[WHAT YOU WILL DO]: Copy every line in the records below that contains the word "Stress".

Figure contents as structured data
::::

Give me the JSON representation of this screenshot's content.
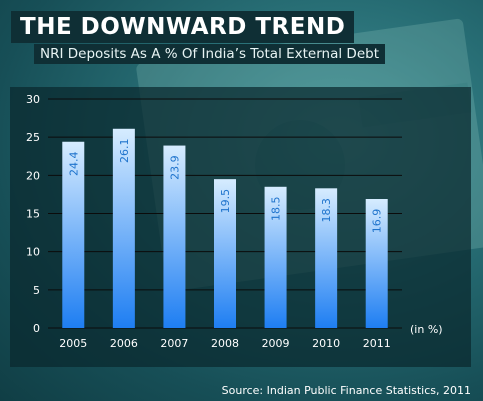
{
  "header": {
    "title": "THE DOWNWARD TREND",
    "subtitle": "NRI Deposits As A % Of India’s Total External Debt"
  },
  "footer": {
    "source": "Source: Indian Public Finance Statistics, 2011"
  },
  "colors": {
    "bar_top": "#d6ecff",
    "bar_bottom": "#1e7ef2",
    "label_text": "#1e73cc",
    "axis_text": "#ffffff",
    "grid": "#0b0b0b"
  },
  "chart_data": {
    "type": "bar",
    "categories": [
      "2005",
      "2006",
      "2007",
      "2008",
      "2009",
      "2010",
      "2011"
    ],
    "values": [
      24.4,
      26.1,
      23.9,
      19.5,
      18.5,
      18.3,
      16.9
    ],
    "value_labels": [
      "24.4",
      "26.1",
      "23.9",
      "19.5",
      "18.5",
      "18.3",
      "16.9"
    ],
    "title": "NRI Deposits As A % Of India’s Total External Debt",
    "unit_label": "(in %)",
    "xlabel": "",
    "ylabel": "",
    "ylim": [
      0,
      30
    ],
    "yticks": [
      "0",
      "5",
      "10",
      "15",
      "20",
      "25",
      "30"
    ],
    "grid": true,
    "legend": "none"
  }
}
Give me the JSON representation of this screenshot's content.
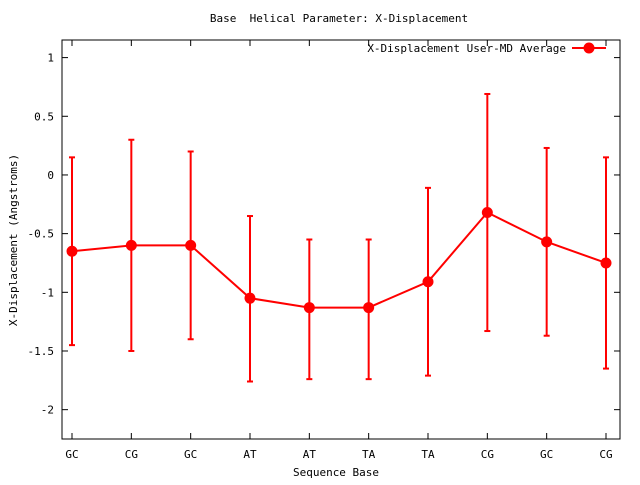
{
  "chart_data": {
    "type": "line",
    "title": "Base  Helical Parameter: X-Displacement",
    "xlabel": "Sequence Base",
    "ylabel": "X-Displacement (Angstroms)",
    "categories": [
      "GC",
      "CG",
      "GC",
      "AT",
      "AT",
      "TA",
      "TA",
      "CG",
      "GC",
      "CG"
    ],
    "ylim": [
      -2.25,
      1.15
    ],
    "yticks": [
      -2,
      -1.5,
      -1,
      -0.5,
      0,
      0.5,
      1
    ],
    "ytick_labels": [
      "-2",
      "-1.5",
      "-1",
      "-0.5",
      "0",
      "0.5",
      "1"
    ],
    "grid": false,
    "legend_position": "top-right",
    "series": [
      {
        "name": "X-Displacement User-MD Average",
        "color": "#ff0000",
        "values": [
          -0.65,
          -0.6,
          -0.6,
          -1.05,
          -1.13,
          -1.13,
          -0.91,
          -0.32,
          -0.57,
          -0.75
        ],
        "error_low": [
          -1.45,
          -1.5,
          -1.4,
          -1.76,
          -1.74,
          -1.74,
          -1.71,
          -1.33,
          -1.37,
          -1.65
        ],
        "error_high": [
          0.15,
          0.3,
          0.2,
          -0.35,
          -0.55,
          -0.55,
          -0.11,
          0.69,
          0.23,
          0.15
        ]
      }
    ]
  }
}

::::

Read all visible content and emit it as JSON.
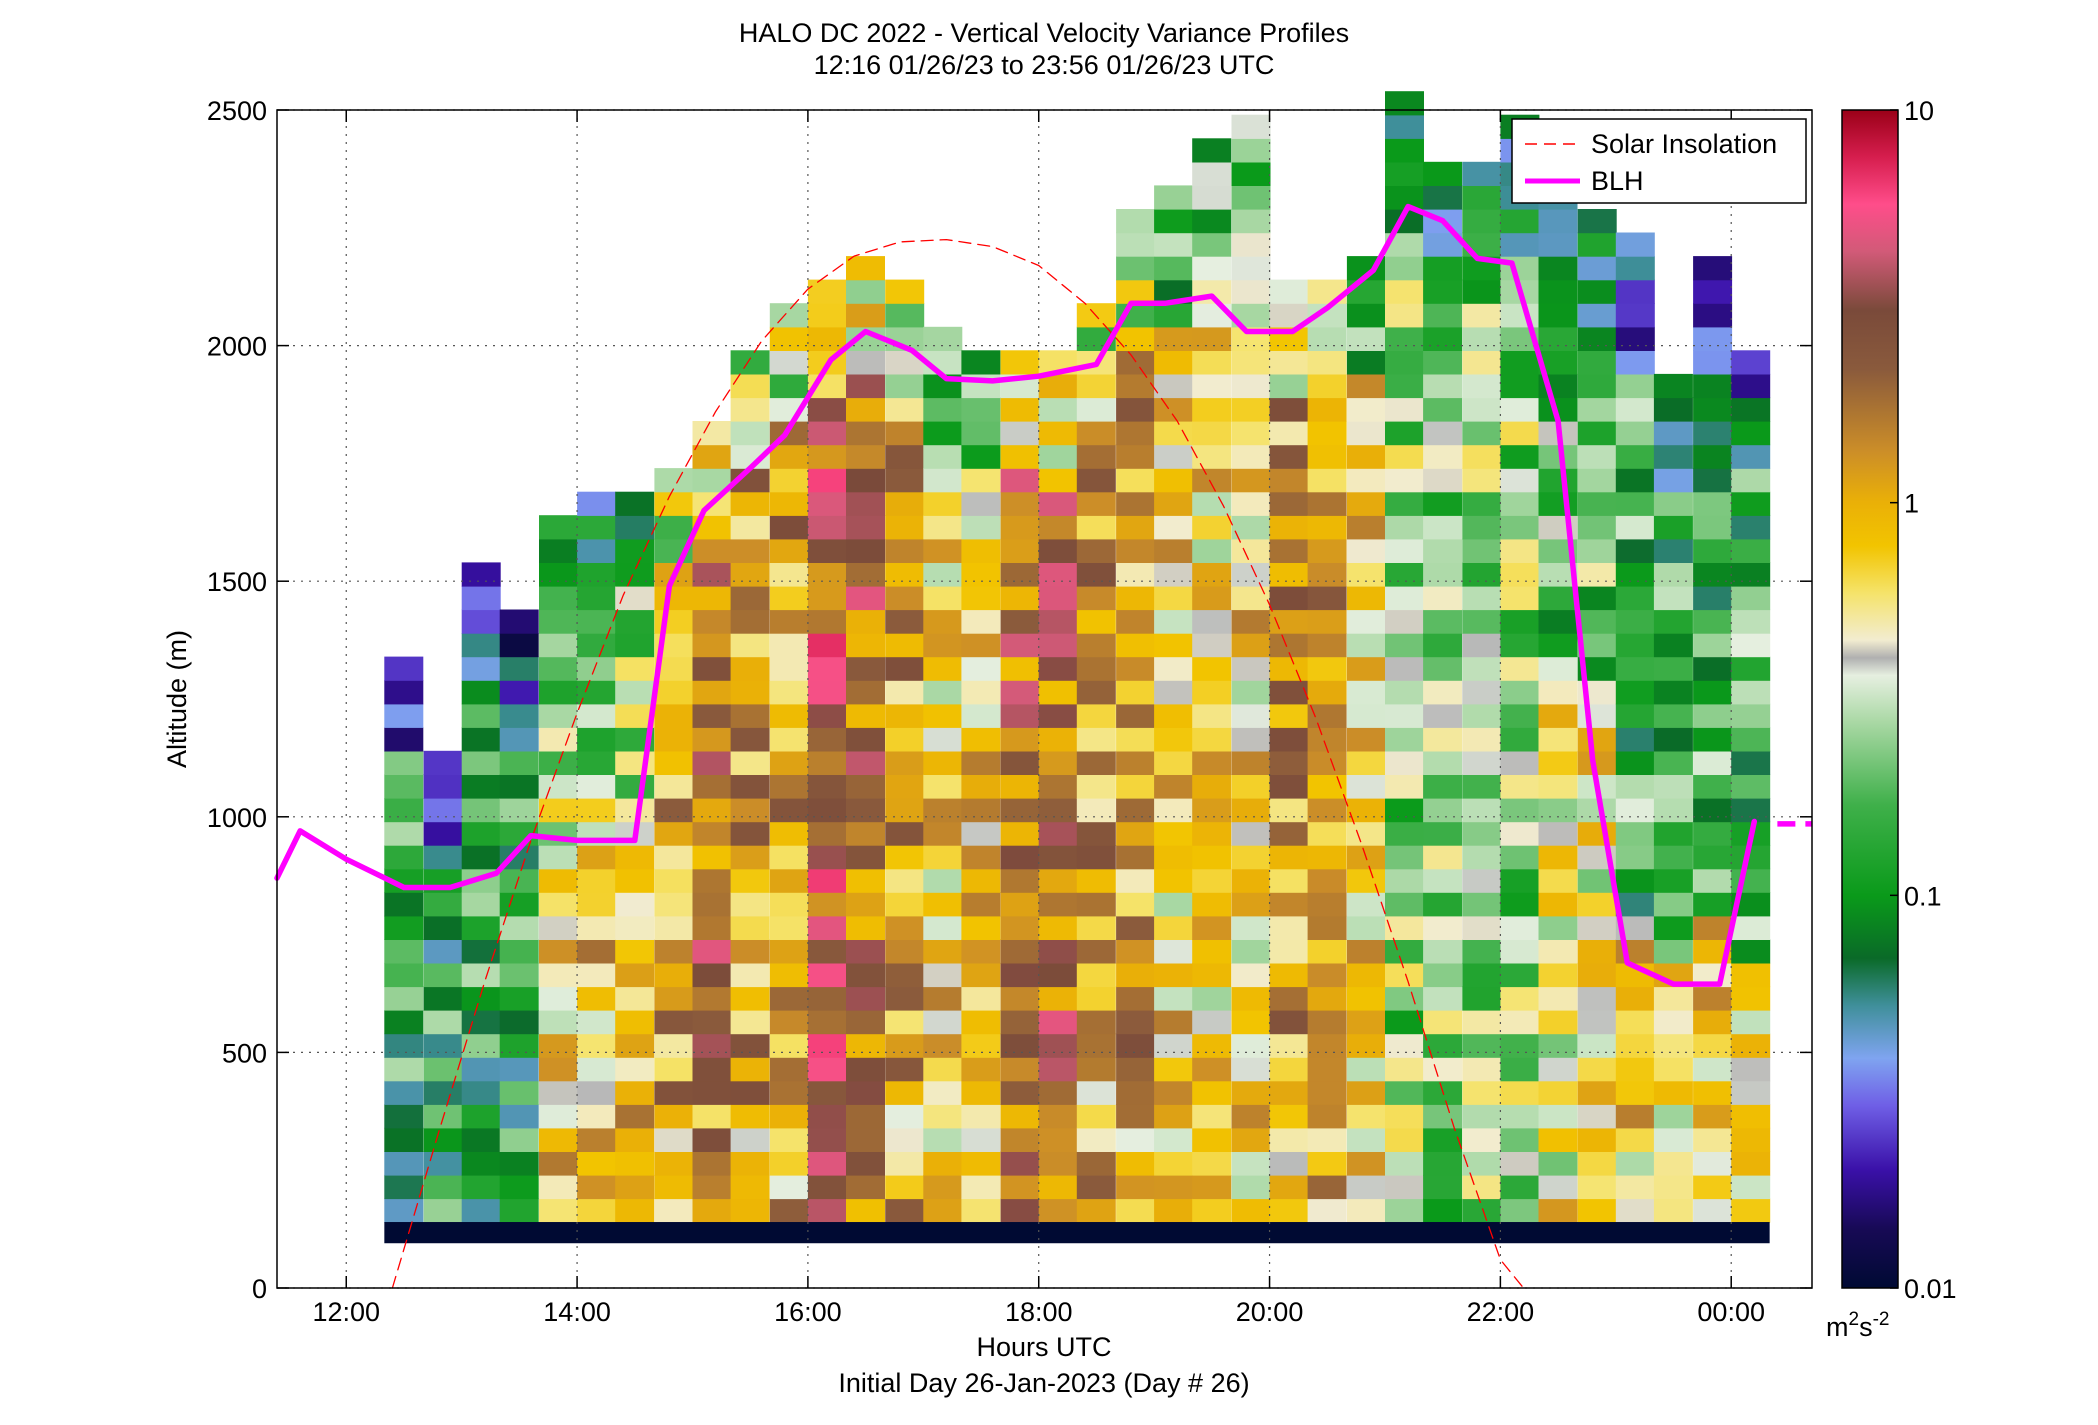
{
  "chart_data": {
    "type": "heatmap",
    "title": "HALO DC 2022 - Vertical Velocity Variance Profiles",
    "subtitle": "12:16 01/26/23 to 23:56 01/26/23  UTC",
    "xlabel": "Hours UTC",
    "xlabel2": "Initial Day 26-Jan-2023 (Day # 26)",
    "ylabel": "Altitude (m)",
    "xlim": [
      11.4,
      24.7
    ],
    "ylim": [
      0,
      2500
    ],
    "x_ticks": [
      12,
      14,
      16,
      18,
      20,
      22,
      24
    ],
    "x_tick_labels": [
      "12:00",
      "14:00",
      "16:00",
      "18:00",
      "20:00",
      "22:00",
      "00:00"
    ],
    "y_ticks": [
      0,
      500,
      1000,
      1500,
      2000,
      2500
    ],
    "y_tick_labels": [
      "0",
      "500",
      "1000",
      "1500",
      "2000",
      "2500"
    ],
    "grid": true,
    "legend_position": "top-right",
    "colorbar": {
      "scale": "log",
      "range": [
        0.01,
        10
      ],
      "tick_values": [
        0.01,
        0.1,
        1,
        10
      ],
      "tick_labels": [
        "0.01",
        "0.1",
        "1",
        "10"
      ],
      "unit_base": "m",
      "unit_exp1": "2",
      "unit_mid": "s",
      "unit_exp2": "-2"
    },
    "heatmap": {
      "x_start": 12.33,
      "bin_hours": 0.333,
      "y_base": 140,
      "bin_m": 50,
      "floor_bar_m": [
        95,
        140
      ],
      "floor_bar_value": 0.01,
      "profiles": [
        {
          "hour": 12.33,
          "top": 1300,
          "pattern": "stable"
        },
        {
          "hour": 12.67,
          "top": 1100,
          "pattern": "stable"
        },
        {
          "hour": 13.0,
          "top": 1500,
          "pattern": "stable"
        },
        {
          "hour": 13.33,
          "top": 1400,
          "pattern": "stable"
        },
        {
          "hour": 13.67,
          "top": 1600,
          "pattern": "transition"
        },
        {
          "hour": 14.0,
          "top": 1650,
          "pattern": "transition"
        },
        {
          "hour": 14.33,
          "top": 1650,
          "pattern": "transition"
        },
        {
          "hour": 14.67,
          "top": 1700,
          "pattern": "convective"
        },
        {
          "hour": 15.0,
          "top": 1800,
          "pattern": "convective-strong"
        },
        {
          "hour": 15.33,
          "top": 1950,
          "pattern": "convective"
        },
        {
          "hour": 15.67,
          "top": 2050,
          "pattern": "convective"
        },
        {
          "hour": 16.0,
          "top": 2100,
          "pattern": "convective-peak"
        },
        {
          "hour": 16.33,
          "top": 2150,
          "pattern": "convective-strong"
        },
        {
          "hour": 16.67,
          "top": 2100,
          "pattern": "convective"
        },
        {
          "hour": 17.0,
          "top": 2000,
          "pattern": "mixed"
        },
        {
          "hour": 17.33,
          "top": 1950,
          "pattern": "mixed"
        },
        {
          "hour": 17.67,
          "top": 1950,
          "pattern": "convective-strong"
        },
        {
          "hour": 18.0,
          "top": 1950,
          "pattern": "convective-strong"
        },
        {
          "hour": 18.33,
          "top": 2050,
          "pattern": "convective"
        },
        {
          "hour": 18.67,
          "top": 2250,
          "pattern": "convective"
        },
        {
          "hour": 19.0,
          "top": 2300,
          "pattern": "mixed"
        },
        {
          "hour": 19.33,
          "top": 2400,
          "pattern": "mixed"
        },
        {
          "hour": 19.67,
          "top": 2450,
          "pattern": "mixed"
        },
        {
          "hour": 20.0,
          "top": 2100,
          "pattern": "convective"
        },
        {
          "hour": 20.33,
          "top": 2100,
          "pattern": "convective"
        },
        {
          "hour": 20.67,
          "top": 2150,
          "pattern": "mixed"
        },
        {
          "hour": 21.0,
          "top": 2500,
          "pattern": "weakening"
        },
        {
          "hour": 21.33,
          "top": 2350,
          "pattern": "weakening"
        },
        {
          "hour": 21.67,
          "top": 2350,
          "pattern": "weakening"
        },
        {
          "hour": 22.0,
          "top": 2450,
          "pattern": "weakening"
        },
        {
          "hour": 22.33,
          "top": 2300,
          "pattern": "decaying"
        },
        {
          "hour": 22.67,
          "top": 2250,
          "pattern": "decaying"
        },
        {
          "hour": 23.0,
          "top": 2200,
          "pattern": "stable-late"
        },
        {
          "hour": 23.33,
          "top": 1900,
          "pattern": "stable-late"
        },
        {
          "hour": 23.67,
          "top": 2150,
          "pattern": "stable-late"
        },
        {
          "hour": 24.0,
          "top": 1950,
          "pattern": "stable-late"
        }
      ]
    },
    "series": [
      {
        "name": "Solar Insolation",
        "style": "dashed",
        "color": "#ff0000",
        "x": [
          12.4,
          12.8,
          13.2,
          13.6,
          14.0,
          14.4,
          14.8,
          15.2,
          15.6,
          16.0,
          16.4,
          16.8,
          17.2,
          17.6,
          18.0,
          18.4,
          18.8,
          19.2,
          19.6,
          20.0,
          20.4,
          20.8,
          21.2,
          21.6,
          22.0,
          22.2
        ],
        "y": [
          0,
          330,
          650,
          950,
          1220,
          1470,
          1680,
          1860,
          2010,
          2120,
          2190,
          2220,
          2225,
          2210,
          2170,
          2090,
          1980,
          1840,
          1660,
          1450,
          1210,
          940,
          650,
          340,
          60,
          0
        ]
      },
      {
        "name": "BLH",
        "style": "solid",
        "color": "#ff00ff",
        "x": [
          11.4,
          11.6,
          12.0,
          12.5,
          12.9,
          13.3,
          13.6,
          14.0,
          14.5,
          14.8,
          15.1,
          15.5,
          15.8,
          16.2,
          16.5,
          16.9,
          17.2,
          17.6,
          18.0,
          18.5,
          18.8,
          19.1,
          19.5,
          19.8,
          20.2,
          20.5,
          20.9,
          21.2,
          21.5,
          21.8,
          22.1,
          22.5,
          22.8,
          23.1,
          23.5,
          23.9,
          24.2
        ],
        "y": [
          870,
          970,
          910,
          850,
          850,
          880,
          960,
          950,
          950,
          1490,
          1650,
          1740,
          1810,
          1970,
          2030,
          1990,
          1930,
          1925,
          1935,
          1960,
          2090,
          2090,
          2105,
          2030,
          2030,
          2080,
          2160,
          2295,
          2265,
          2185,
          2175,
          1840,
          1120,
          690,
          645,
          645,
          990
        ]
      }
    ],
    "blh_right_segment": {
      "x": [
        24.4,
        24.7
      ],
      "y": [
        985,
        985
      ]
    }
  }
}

::::

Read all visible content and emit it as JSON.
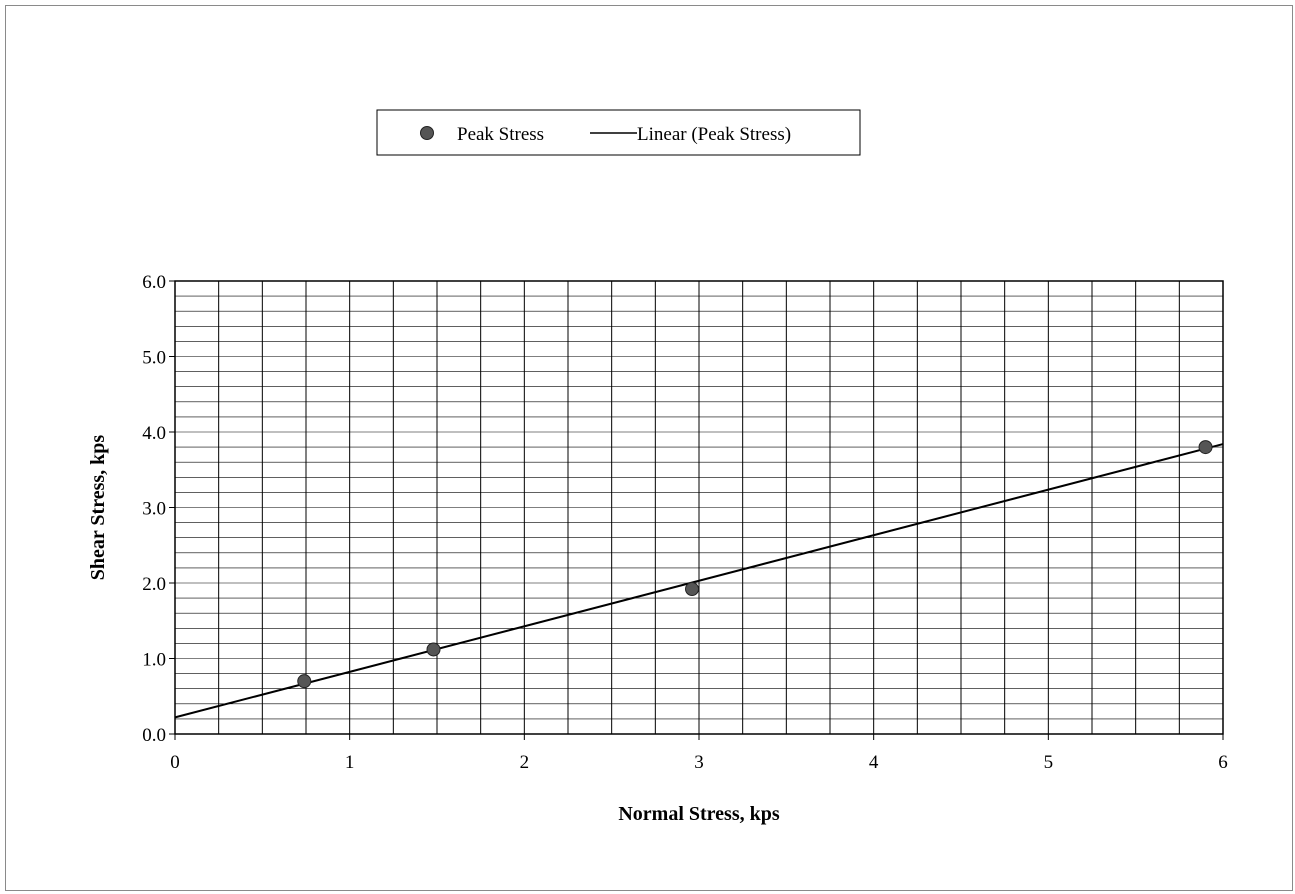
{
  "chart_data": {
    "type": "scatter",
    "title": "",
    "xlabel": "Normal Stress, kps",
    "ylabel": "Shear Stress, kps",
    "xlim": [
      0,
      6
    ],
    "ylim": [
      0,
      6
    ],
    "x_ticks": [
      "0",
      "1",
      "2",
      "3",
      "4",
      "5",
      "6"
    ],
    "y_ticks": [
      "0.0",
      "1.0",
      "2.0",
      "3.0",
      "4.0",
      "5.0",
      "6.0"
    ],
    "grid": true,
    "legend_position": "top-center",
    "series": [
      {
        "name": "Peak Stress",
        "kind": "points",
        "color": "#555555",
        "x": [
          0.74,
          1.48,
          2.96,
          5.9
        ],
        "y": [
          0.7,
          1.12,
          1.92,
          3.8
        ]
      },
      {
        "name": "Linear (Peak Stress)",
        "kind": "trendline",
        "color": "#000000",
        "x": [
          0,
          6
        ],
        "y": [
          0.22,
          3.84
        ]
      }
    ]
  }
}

::::

[SOLUTION FOR THIS TASK]:
    "xlabel": "Normal Stress, kps",
    "ylabel": "Shear Stress, kps",
        "name": "Peak Stress",
        "name": "Linear (Peak Stress)",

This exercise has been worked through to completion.